→ **MATERIALS PROVIDED**:
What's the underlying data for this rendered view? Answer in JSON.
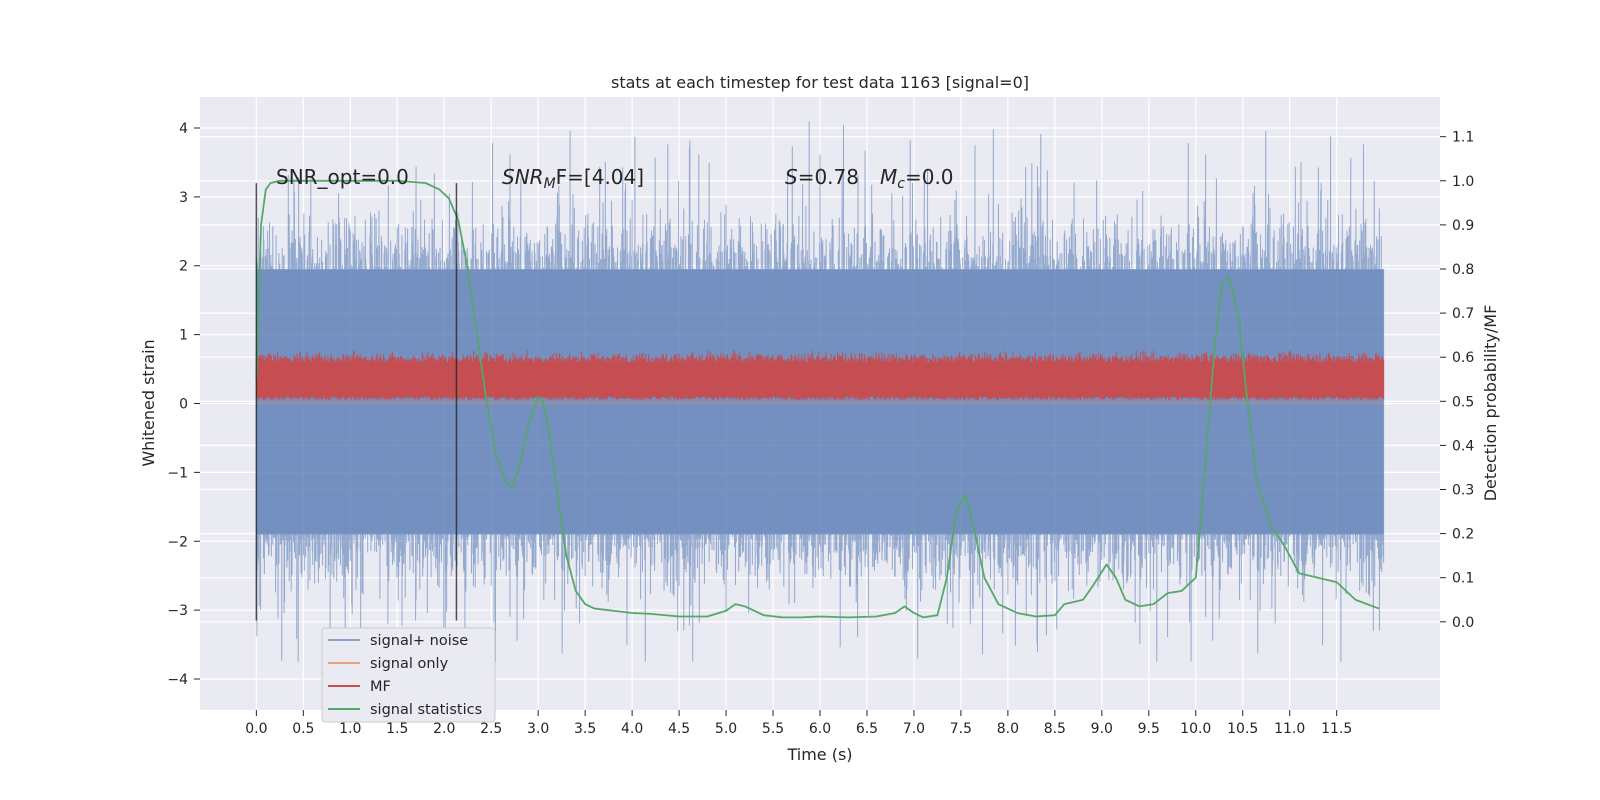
{
  "chart_data": {
    "type": "line",
    "title": "stats at each timestep for test data 1163 [signal=0]",
    "xlabel": "Time (s)",
    "ylabel_left": "Whitened strain",
    "ylabel_right": "Detection probability/MF",
    "xlim": [
      -0.6,
      12.6
    ],
    "ylim_left": [
      -4.45,
      4.45
    ],
    "ylim_right": [
      -0.2,
      1.19
    ],
    "grid": true,
    "xticks": [
      0.0,
      0.5,
      1.0,
      1.5,
      2.0,
      2.5,
      3.0,
      3.5,
      4.0,
      4.5,
      5.0,
      5.5,
      6.0,
      6.5,
      7.0,
      7.5,
      8.0,
      8.5,
      9.0,
      9.5,
      10.0,
      10.5,
      11.0,
      11.5
    ],
    "xtick_labels": [
      "0.0",
      "0.5",
      "1.0",
      "1.5",
      "2.0",
      "2.5",
      "3.0",
      "3.5",
      "4.0",
      "4.5",
      "5.0",
      "5.5",
      "6.0",
      "6.5",
      "7.0",
      "7.5",
      "8.0",
      "8.5",
      "9.0",
      "9.5",
      "10.0",
      "10.5",
      "11.0",
      "11.5"
    ],
    "yticks_left": [
      -4,
      -3,
      -2,
      -1,
      0,
      1,
      2,
      3,
      4
    ],
    "ytick_labels_left": [
      "−4",
      "−3",
      "−2",
      "−1",
      "0",
      "1",
      "2",
      "3",
      "4"
    ],
    "yticks_right": [
      0.0,
      0.1,
      0.2,
      0.3,
      0.4,
      0.5,
      0.6,
      0.7,
      0.8,
      0.9,
      1.0,
      1.1
    ],
    "ytick_labels_right": [
      "0.0",
      "0.1",
      "0.2",
      "0.3",
      "0.4",
      "0.5",
      "0.6",
      "0.7",
      "0.8",
      "0.9",
      "1.0",
      "1.1"
    ],
    "annotations": {
      "snr_opt": "SNR_opt=0.0",
      "snr_mf_main": "SNR",
      "snr_mf_sub": "M",
      "snr_mf_rest": "F=[4.04]",
      "s_main": "S",
      "s_value": "=0.78",
      "mc_main": "M",
      "mc_sub": "c",
      "mc_value": "=0.0"
    },
    "vlines": [
      {
        "x": 0.0,
        "y_range": [
          -3.15,
          3.2
        ]
      },
      {
        "x": 2.13,
        "y_range": [
          -3.15,
          3.2
        ]
      }
    ],
    "legend": {
      "placement": "lower-left",
      "entries": [
        "signal+ noise",
        "signal only",
        "MF",
        "signal statistics"
      ]
    },
    "series": [
      {
        "name": "signal+ noise",
        "axis": "left",
        "color": "#4c72b0",
        "x_range": [
          0.0,
          12.0
        ],
        "core_band": [
          -1.9,
          1.95
        ],
        "peak_range": [
          -3.75,
          4.1
        ],
        "description_of_shape": "dense white noise"
      },
      {
        "name": "signal only",
        "axis": "left",
        "color": "#dd8452",
        "x": [
          0.0,
          12.0
        ],
        "values": [
          0.0,
          0.0
        ]
      },
      {
        "name": "MF",
        "axis": "left",
        "color": "#c44e52",
        "x_range": [
          0.0,
          12.0
        ],
        "band": [
          0.05,
          0.65
        ],
        "peak_max": 0.9
      },
      {
        "name": "signal statistics",
        "axis": "right",
        "color": "#55a868",
        "x": [
          0.0,
          0.05,
          0.1,
          0.15,
          0.25,
          0.5,
          1.0,
          1.5,
          1.8,
          1.95,
          2.05,
          2.15,
          2.25,
          2.35,
          2.45,
          2.55,
          2.65,
          2.72,
          2.8,
          2.9,
          3.0,
          3.05,
          3.1,
          3.2,
          3.3,
          3.4,
          3.5,
          3.6,
          3.8,
          4.0,
          4.2,
          4.5,
          4.8,
          5.0,
          5.1,
          5.2,
          5.4,
          5.6,
          5.8,
          6.0,
          6.3,
          6.6,
          6.8,
          6.9,
          7.0,
          7.1,
          7.25,
          7.35,
          7.45,
          7.55,
          7.65,
          7.75,
          7.9,
          8.1,
          8.3,
          8.5,
          8.6,
          8.7,
          8.8,
          8.9,
          9.05,
          9.15,
          9.25,
          9.4,
          9.55,
          9.7,
          9.85,
          10.0,
          10.1,
          10.2,
          10.28,
          10.35,
          10.45,
          10.55,
          10.65,
          10.8,
          10.95,
          11.1,
          11.3,
          11.5,
          11.7,
          11.95
        ],
        "values": [
          0.55,
          0.9,
          0.98,
          0.995,
          1.0,
          1.0,
          1.0,
          1.0,
          0.995,
          0.98,
          0.96,
          0.91,
          0.8,
          0.65,
          0.5,
          0.38,
          0.32,
          0.305,
          0.35,
          0.45,
          0.51,
          0.5,
          0.45,
          0.3,
          0.15,
          0.07,
          0.04,
          0.03,
          0.025,
          0.02,
          0.018,
          0.012,
          0.012,
          0.025,
          0.04,
          0.035,
          0.015,
          0.01,
          0.01,
          0.012,
          0.01,
          0.012,
          0.02,
          0.035,
          0.02,
          0.01,
          0.015,
          0.1,
          0.25,
          0.29,
          0.2,
          0.1,
          0.04,
          0.02,
          0.012,
          0.015,
          0.04,
          0.045,
          0.05,
          0.08,
          0.13,
          0.1,
          0.05,
          0.035,
          0.04,
          0.065,
          0.07,
          0.1,
          0.35,
          0.62,
          0.77,
          0.78,
          0.7,
          0.5,
          0.32,
          0.22,
          0.17,
          0.11,
          0.1,
          0.09,
          0.05,
          0.03
        ]
      }
    ]
  }
}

→ **TASK INSTRUCTIONS**: Repeat all of the records verbatim, leaving out the pictures.

→ **THE COMPLETED TASK**:
What's the underlying data for this rendered view? Answer in JSON.
{
  "chart_data": {
    "type": "line",
    "title": "stats at each timestep for test data 1163 [signal=0]",
    "xlabel": "Time (s)",
    "ylabel_left": "Whitened strain",
    "ylabel_right": "Detection probability/MF",
    "xlim": [
      -0.6,
      12.6
    ],
    "ylim_left": [
      -4.45,
      4.45
    ],
    "ylim_right": [
      -0.2,
      1.19
    ],
    "grid": true,
    "xticks": [
      0.0,
      0.5,
      1.0,
      1.5,
      2.0,
      2.5,
      3.0,
      3.5,
      4.0,
      4.5,
      5.0,
      5.5,
      6.0,
      6.5,
      7.0,
      7.5,
      8.0,
      8.5,
      9.0,
      9.5,
      10.0,
      10.5,
      11.0,
      11.5
    ],
    "xtick_labels": [
      "0.0",
      "0.5",
      "1.0",
      "1.5",
      "2.0",
      "2.5",
      "3.0",
      "3.5",
      "4.0",
      "4.5",
      "5.0",
      "5.5",
      "6.0",
      "6.5",
      "7.0",
      "7.5",
      "8.0",
      "8.5",
      "9.0",
      "9.5",
      "10.0",
      "10.5",
      "11.0",
      "11.5"
    ],
    "yticks_left": [
      -4,
      -3,
      -2,
      -1,
      0,
      1,
      2,
      3,
      4
    ],
    "ytick_labels_left": [
      "−4",
      "−3",
      "−2",
      "−1",
      "0",
      "1",
      "2",
      "3",
      "4"
    ],
    "yticks_right": [
      0.0,
      0.1,
      0.2,
      0.3,
      0.4,
      0.5,
      0.6,
      0.7,
      0.8,
      0.9,
      1.0,
      1.1
    ],
    "ytick_labels_right": [
      "0.0",
      "0.1",
      "0.2",
      "0.3",
      "0.4",
      "0.5",
      "0.6",
      "0.7",
      "0.8",
      "0.9",
      "1.0",
      "1.1"
    ],
    "annotations": {
      "snr_opt": "SNR_opt=0.0",
      "snr_mf_main": "SNR",
      "snr_mf_sub": "M",
      "snr_mf_rest": "F=[4.04]",
      "s_main": "S",
      "s_value": "=0.78",
      "mc_main": "M",
      "mc_sub": "c",
      "mc_value": "=0.0"
    },
    "vlines": [
      {
        "x": 0.0,
        "y_range": [
          -3.15,
          3.2
        ]
      },
      {
        "x": 2.13,
        "y_range": [
          -3.15,
          3.2
        ]
      }
    ],
    "legend": {
      "placement": "lower-left",
      "entries": [
        "signal+ noise",
        "signal only",
        "MF",
        "signal statistics"
      ]
    },
    "series": [
      {
        "name": "signal+ noise",
        "axis": "left",
        "color": "#4c72b0",
        "x_range": [
          0.0,
          12.0
        ],
        "core_band": [
          -1.9,
          1.95
        ],
        "peak_range": [
          -3.75,
          4.1
        ],
        "description_of_shape": "dense white noise"
      },
      {
        "name": "signal only",
        "axis": "left",
        "color": "#dd8452",
        "x": [
          0.0,
          12.0
        ],
        "values": [
          0.0,
          0.0
        ]
      },
      {
        "name": "MF",
        "axis": "left",
        "color": "#c44e52",
        "x_range": [
          0.0,
          12.0
        ],
        "band": [
          0.05,
          0.65
        ],
        "peak_max": 0.9
      },
      {
        "name": "signal statistics",
        "axis": "right",
        "color": "#55a868",
        "x": [
          0.0,
          0.05,
          0.1,
          0.15,
          0.25,
          0.5,
          1.0,
          1.5,
          1.8,
          1.95,
          2.05,
          2.15,
          2.25,
          2.35,
          2.45,
          2.55,
          2.65,
          2.72,
          2.8,
          2.9,
          3.0,
          3.05,
          3.1,
          3.2,
          3.3,
          3.4,
          3.5,
          3.6,
          3.8,
          4.0,
          4.2,
          4.5,
          4.8,
          5.0,
          5.1,
          5.2,
          5.4,
          5.6,
          5.8,
          6.0,
          6.3,
          6.6,
          6.8,
          6.9,
          7.0,
          7.1,
          7.25,
          7.35,
          7.45,
          7.55,
          7.65,
          7.75,
          7.9,
          8.1,
          8.3,
          8.5,
          8.6,
          8.7,
          8.8,
          8.9,
          9.05,
          9.15,
          9.25,
          9.4,
          9.55,
          9.7,
          9.85,
          10.0,
          10.1,
          10.2,
          10.28,
          10.35,
          10.45,
          10.55,
          10.65,
          10.8,
          10.95,
          11.1,
          11.3,
          11.5,
          11.7,
          11.95
        ],
        "values": [
          0.55,
          0.9,
          0.98,
          0.995,
          1.0,
          1.0,
          1.0,
          1.0,
          0.995,
          0.98,
          0.96,
          0.91,
          0.8,
          0.65,
          0.5,
          0.38,
          0.32,
          0.305,
          0.35,
          0.45,
          0.51,
          0.5,
          0.45,
          0.3,
          0.15,
          0.07,
          0.04,
          0.03,
          0.025,
          0.02,
          0.018,
          0.012,
          0.012,
          0.025,
          0.04,
          0.035,
          0.015,
          0.01,
          0.01,
          0.012,
          0.01,
          0.012,
          0.02,
          0.035,
          0.02,
          0.01,
          0.015,
          0.1,
          0.25,
          0.29,
          0.2,
          0.1,
          0.04,
          0.02,
          0.012,
          0.015,
          0.04,
          0.045,
          0.05,
          0.08,
          0.13,
          0.1,
          0.05,
          0.035,
          0.04,
          0.065,
          0.07,
          0.1,
          0.35,
          0.62,
          0.77,
          0.78,
          0.7,
          0.5,
          0.32,
          0.22,
          0.17,
          0.11,
          0.1,
          0.09,
          0.05,
          0.03
        ]
      }
    ]
  }
}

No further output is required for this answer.